## GIVEN INSTRUCTION
Take the line that contains "OCR this image." and every line after it in the material below, and quote them exactly.

## STORED ROWS
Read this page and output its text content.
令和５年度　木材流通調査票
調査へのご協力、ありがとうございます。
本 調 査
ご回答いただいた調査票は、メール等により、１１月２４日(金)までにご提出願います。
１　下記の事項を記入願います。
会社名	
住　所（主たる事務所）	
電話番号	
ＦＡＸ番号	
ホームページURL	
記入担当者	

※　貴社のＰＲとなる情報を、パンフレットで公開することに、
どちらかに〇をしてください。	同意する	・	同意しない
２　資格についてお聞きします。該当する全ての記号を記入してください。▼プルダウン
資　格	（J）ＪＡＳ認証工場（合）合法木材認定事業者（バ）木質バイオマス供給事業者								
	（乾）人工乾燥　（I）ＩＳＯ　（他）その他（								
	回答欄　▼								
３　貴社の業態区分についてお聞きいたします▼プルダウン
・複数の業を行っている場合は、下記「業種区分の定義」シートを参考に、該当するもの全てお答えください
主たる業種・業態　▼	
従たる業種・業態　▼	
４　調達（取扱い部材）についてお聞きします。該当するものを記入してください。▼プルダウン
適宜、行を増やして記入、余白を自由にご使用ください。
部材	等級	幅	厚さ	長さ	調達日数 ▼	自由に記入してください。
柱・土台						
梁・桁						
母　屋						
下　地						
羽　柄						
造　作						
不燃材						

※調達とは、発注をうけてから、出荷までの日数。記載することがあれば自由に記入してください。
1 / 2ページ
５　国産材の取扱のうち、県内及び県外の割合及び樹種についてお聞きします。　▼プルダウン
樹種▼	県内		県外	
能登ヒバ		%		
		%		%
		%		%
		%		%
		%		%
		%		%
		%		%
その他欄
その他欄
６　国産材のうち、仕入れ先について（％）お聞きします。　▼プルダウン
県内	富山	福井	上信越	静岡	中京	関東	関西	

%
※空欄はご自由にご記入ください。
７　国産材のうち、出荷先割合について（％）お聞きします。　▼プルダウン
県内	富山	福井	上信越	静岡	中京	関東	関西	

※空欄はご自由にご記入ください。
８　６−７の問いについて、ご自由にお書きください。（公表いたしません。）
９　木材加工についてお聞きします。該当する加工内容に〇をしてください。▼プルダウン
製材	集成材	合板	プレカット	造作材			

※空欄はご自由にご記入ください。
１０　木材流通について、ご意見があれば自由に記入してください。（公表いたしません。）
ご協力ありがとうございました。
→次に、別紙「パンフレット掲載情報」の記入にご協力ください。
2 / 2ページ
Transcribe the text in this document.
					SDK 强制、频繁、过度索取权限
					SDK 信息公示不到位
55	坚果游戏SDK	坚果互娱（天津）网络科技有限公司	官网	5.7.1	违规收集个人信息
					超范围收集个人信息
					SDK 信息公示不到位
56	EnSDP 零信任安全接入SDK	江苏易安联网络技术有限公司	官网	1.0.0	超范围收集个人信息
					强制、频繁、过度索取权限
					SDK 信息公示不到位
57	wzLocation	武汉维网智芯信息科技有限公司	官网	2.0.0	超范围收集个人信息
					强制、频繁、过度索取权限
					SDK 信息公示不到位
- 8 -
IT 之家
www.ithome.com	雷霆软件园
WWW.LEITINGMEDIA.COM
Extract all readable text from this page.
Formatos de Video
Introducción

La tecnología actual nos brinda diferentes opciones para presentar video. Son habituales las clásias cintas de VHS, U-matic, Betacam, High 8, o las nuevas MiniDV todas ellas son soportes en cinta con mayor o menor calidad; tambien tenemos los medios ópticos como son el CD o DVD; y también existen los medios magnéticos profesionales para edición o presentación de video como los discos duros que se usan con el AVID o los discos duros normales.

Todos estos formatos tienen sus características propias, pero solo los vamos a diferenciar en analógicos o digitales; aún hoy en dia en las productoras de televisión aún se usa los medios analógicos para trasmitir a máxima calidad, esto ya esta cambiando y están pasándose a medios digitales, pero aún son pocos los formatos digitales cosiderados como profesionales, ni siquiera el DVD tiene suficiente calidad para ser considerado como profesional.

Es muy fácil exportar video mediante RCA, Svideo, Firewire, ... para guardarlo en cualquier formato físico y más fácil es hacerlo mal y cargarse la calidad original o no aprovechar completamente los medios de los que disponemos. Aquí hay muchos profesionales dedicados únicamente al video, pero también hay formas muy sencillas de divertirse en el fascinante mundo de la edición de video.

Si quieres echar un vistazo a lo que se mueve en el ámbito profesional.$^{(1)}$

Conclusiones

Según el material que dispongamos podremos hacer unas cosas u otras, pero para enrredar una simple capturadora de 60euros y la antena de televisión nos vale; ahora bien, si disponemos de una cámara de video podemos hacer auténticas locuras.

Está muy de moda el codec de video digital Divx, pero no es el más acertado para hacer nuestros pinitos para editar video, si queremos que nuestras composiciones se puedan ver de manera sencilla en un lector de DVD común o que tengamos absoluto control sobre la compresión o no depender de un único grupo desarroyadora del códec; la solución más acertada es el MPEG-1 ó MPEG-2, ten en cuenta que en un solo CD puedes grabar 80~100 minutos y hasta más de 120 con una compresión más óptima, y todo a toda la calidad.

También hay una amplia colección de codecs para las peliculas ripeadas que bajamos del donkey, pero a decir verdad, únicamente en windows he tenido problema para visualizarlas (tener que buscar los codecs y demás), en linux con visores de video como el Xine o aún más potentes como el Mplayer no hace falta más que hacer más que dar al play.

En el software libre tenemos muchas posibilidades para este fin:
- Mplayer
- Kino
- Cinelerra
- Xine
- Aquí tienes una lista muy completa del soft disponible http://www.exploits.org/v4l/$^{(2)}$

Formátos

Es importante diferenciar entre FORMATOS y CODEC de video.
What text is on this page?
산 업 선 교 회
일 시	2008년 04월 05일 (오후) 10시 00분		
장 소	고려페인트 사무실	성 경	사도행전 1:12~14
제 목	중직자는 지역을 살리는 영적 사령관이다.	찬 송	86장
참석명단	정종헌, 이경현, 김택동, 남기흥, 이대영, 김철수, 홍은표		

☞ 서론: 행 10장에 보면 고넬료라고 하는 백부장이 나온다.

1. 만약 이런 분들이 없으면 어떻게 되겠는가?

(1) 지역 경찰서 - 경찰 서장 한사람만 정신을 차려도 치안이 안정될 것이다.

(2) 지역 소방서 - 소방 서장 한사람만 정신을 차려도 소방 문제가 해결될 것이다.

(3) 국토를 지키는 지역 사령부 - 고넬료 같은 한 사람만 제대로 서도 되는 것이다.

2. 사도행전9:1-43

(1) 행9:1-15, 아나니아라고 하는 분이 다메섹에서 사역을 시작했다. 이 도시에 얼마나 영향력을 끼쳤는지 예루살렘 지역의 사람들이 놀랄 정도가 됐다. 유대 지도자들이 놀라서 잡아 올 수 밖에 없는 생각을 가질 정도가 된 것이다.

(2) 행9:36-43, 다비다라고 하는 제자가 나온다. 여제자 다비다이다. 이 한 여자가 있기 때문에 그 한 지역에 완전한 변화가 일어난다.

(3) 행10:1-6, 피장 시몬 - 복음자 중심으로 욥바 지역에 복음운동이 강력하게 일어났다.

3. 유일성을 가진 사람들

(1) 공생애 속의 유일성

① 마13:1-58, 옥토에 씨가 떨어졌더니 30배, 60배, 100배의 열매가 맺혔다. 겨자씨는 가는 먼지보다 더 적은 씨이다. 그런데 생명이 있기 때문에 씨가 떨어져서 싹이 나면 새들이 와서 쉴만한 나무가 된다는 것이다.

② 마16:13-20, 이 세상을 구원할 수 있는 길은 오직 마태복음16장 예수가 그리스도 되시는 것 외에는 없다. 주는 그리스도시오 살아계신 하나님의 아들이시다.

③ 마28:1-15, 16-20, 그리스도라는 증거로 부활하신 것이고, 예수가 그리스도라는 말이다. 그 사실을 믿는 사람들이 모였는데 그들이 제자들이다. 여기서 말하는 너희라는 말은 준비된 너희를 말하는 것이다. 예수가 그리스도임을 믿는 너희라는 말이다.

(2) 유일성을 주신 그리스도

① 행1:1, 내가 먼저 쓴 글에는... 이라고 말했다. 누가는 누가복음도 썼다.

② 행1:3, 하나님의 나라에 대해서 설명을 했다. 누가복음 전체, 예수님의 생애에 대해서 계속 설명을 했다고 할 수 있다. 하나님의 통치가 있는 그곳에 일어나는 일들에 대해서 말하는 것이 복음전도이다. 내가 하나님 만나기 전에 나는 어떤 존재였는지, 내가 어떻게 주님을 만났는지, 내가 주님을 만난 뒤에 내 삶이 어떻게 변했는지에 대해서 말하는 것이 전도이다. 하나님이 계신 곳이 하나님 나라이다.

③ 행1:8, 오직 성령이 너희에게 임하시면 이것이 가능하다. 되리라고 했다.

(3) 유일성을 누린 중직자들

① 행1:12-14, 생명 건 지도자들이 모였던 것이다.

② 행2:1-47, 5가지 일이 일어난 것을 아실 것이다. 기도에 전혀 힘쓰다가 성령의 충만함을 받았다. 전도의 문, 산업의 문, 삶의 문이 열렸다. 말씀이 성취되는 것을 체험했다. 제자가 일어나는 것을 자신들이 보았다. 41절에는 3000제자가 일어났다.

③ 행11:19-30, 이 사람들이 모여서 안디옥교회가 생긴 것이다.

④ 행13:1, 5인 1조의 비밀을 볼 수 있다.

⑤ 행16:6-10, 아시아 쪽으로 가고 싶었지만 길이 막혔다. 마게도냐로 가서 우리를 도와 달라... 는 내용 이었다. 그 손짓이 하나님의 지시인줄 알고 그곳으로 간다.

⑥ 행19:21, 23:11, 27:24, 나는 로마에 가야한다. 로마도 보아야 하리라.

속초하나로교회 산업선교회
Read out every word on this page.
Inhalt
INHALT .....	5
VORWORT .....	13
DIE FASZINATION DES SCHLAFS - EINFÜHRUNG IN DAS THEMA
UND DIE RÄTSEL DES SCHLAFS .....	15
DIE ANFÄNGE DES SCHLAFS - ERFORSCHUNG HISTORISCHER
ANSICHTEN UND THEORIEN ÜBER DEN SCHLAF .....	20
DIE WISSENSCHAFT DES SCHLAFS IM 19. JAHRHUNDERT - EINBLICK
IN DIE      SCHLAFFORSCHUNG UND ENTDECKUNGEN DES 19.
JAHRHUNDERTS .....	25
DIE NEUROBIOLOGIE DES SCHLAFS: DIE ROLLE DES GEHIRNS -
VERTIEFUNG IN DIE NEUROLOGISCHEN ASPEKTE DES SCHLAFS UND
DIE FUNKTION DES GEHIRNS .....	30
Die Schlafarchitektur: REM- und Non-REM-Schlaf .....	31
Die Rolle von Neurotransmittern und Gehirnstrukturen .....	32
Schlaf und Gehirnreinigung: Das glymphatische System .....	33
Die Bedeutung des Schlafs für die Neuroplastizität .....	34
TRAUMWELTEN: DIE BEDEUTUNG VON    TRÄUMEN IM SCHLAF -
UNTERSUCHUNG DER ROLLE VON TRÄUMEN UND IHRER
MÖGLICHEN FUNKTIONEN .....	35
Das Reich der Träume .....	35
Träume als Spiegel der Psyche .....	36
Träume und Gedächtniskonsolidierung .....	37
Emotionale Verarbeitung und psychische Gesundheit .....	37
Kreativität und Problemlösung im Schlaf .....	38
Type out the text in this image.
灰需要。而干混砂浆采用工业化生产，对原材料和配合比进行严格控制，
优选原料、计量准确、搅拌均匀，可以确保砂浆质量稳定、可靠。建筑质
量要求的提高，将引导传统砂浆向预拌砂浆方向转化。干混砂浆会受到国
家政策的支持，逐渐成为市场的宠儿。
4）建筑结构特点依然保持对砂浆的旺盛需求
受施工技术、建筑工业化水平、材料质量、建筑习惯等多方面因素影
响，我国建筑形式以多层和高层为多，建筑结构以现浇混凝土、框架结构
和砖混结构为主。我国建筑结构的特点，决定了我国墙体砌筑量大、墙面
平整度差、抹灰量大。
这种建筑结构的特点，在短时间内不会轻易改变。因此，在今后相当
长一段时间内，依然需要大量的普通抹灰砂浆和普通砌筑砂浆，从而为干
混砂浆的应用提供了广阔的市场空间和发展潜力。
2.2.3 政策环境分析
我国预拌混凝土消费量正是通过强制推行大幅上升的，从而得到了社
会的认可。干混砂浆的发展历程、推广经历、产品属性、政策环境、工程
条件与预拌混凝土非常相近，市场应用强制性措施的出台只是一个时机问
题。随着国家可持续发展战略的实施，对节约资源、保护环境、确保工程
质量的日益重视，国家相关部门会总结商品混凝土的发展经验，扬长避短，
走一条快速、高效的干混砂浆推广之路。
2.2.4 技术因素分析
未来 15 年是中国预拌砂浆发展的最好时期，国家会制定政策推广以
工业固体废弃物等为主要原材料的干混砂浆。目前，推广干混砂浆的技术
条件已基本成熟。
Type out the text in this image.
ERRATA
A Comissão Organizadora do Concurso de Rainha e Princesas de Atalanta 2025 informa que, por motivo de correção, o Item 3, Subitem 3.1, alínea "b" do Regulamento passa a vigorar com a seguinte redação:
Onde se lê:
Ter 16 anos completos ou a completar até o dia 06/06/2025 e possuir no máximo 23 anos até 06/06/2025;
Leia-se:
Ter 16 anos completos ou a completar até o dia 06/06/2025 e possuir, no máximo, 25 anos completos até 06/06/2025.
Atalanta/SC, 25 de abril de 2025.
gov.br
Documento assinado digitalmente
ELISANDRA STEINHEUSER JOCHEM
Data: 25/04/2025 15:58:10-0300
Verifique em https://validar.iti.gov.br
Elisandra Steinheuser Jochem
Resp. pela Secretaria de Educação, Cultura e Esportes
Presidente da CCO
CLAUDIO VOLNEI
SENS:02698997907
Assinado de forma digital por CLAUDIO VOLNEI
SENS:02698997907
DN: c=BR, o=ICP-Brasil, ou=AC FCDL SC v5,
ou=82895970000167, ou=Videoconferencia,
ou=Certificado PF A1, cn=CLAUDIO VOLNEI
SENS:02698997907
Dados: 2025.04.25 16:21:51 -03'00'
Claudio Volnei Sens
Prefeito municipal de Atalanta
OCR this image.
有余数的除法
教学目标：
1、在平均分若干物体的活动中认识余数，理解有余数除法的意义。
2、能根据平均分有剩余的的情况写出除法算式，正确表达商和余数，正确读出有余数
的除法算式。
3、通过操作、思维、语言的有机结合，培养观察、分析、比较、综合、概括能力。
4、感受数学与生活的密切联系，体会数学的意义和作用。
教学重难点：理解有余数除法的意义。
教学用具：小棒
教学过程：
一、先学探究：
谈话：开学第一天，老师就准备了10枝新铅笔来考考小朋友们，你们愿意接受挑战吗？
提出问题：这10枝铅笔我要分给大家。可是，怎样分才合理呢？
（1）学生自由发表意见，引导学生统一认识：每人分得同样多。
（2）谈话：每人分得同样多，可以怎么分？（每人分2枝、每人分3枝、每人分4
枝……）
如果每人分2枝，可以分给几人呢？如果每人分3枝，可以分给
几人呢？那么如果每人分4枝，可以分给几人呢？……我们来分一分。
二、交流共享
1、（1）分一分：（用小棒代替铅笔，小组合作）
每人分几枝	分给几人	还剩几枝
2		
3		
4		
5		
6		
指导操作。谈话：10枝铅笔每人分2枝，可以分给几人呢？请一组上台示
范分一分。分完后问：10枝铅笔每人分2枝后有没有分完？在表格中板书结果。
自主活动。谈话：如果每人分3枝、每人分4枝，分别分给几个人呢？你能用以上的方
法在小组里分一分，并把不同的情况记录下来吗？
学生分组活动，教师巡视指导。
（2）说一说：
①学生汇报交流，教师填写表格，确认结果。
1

## RIGHT ANSWER
OCR this image.
有余数的除法
教学目标：
1、在平均分若干物体的活动中认识余数，理解有余数除法的意义。
2、能根据平均分有剩余的的情况写出除法算式，正确表达商和余数，正确读出有余数
的除法算式。
3、通过操作、思维、语言的有机结合，培养观察、分析、比较、综合、概括能力。
4、感受数学与生活的密切联系，体会数学的意义和作用。
教学重难点：理解有余数除法的意义。
教学用具：小棒
教学过程：
一、先学探究：
谈话：开学第一天，老师就准备了10枝新铅笔来考考小朋友们，你们愿意接受挑战吗？
提出问题：这10枝铅笔我要分给大家。可是，怎样分才合理呢？
（1）学生自由发表意见，引导学生统一认识：每人分得同样多。
（2）谈话：每人分得同样多，可以怎么分？（每人分2枝、每人分3枝、每人分4
枝……）
如果每人分2枝，可以分给几人呢？如果每人分3枝，可以分给
几人呢？那么如果每人分4枝，可以分给几人呢？……我们来分一分。
二、交流共享
1、（1）分一分：（用小棒代替铅笔，小组合作）
每人分几枝	分给几人	还剩几枝
2		
3		
4		
5		
6		
指导操作。谈话：10枝铅笔每人分2枝，可以分给几人呢？请一组上台示
范分一分。分完后问：10枝铅笔每人分2枝后有没有分完？在表格中板书结果。
自主活动。谈话：如果每人分3枝、每人分4枝，分别分给几个人呢？你能用以上的方
法在小组里分一分，并把不同的情况记录下来吗？
学生分组活动，教师巡视指导。
（2）说一说：
①学生汇报交流，教师填写表格，确认结果。
1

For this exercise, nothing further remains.